Instructions to follow: Tally how many lines include "data". The number is the whole answer.

══════════

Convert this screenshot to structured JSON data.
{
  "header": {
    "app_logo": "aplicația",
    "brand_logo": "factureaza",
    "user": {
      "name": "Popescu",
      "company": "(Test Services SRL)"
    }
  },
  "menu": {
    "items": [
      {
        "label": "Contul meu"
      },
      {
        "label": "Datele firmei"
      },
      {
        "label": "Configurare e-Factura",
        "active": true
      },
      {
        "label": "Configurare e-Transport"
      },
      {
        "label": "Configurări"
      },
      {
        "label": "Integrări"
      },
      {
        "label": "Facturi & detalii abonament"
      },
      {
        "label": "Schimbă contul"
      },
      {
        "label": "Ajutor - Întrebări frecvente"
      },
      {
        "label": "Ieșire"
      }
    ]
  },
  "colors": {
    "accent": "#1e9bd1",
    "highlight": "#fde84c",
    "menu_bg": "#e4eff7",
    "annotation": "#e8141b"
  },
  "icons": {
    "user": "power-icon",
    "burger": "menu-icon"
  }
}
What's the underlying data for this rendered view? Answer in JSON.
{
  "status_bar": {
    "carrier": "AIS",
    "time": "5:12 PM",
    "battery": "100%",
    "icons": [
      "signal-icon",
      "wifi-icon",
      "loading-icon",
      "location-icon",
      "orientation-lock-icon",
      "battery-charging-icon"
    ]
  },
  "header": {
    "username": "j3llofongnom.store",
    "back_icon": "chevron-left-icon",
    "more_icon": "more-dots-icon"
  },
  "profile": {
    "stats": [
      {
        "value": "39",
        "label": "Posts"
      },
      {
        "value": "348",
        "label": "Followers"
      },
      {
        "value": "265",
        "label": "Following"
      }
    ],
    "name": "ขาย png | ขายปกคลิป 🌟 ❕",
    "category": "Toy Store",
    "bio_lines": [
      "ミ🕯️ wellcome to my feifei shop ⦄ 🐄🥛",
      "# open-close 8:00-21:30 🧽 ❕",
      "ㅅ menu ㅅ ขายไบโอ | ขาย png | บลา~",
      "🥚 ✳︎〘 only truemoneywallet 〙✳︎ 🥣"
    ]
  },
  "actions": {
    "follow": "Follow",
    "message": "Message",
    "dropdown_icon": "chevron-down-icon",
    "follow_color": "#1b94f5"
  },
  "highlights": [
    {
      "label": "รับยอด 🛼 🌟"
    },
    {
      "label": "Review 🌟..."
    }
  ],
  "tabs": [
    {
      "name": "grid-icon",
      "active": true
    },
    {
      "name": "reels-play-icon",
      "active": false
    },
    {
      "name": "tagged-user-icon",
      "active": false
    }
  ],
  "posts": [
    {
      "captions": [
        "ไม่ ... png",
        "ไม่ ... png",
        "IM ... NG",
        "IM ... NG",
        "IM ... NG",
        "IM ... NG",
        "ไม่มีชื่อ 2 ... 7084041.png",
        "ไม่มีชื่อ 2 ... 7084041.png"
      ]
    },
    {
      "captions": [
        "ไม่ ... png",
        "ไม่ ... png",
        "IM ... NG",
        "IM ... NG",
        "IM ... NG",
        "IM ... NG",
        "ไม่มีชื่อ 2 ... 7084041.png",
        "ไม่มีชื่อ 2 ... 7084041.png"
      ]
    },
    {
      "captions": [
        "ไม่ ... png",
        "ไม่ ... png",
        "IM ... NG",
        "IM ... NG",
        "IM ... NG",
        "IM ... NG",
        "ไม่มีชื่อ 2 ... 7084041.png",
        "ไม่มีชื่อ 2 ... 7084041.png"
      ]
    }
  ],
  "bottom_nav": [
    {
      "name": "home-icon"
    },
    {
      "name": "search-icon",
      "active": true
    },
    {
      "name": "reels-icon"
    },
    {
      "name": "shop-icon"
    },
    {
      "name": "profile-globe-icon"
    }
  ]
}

══════════

Result below: 2